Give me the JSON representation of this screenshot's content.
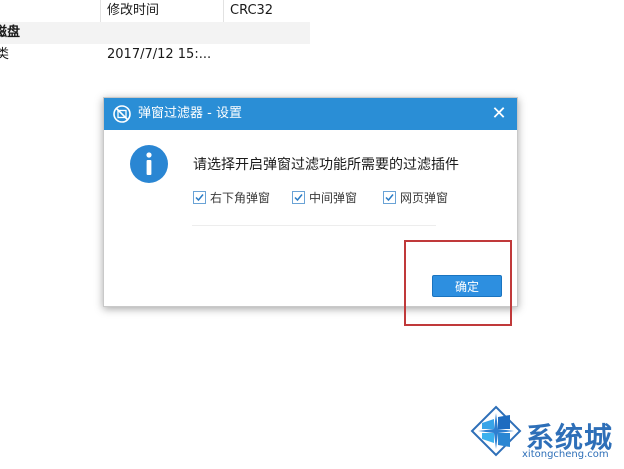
{
  "file_list": {
    "headers": [
      "修改时间",
      "CRC32"
    ],
    "group_label": "磁盘",
    "file_row": {
      "name_fragment": "类",
      "modified": "2017/7/12 15:..."
    }
  },
  "dialog": {
    "title": "弹窗过滤器 - 设置",
    "close_label": "✕",
    "message": "请选择开启弹窗过滤功能所需要的过滤插件",
    "options": [
      {
        "label": "右下角弹窗",
        "checked": true
      },
      {
        "label": "中间弹窗",
        "checked": true
      },
      {
        "label": "网页弹窗",
        "checked": true
      }
    ],
    "ok_label": "确定"
  },
  "watermark": {
    "brand": "系统城",
    "url": "xitongcheng.com"
  },
  "colors": {
    "title_bar": "#2a8ed6",
    "button": "#2d8fe0",
    "highlight": "#c0393a",
    "watermark": "#2e6fb8"
  },
  "icons": {
    "title": "no-popup-icon",
    "info": "info-icon",
    "close": "close-icon",
    "logo": "windows-diamond-logo"
  }
}
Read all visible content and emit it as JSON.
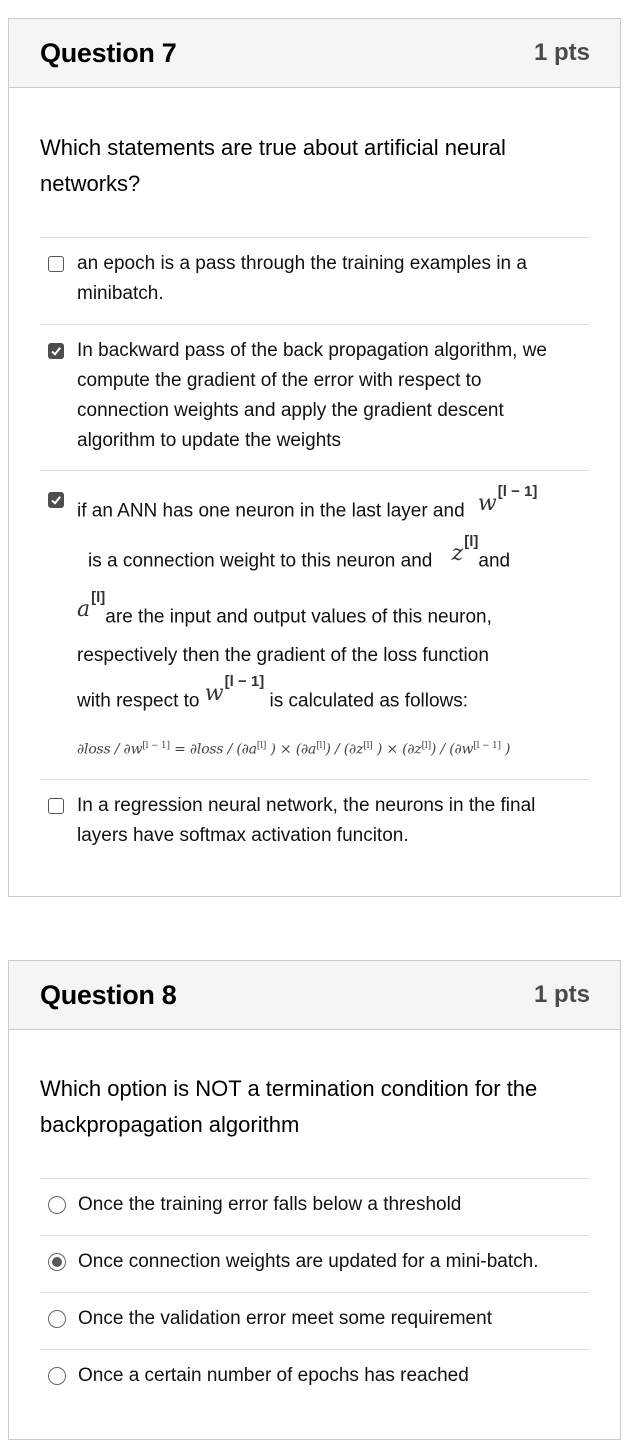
{
  "question7": {
    "title": "Question 7",
    "points": "1 pts",
    "text": "Which statements are  true about artificial neural networks?",
    "answers": [
      {
        "label": "an epoch is a pass through the training examples in a minibatch.",
        "checked": false
      },
      {
        "label": "In backward pass of the back propagation algorithm, we compute the gradient of the error with respect to connection weights and apply the gradient descent algorithm to update the weights",
        "checked": true
      },
      {
        "checked": true,
        "parts": {
          "p1": "if an ANN has one neuron in the last layer and",
          "w_prev": "w",
          "sup_prev": "[l − 1]",
          "p2": "is a connection weight to this neuron and",
          "z": "z",
          "sup_l": "[l]",
          "p3": "and",
          "a": "a",
          "p4": "are the input and output values of this neuron,",
          "p5": "respectively then the  gradient of the loss function",
          "p6": "with respect to",
          "p7": "is calculated as follows:"
        },
        "formula": {
          "lhs": "∂loss / ∂w",
          "lhs_sup": "[l − 1]",
          "eq": " = ∂loss / (∂a",
          "t1_sup": "[l]",
          "t2": " ) × (∂a",
          "t2_sup": "[l]",
          "t3": ") / (∂z",
          "t3_sup": "[l]",
          "t4": " ) × (∂z",
          "t4_sup": "[l]",
          "t5": ") / (∂w",
          "t5_sup": "[l − 1]",
          "t6": " )"
        }
      },
      {
        "label": "In a regression neural network, the neurons in the final layers have softmax activation funciton.",
        "checked": false
      }
    ]
  },
  "question8": {
    "title": "Question 8",
    "points": "1 pts",
    "text": "Which option is NOT a termination condition for the backpropagation algorithm",
    "options": [
      {
        "label": "Once the training error falls below a threshold",
        "selected": false
      },
      {
        "label": "Once connection weights are updated for a mini-batch.",
        "selected": true
      },
      {
        "label": "Once the validation error meet some requirement",
        "selected": false
      },
      {
        "label": "Once a certain number of epochs has reached",
        "selected": false
      }
    ]
  }
}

§ Job:
State the number of lines in the data that include the string "with", and add nothing else.

§ Answer to this exercise:
2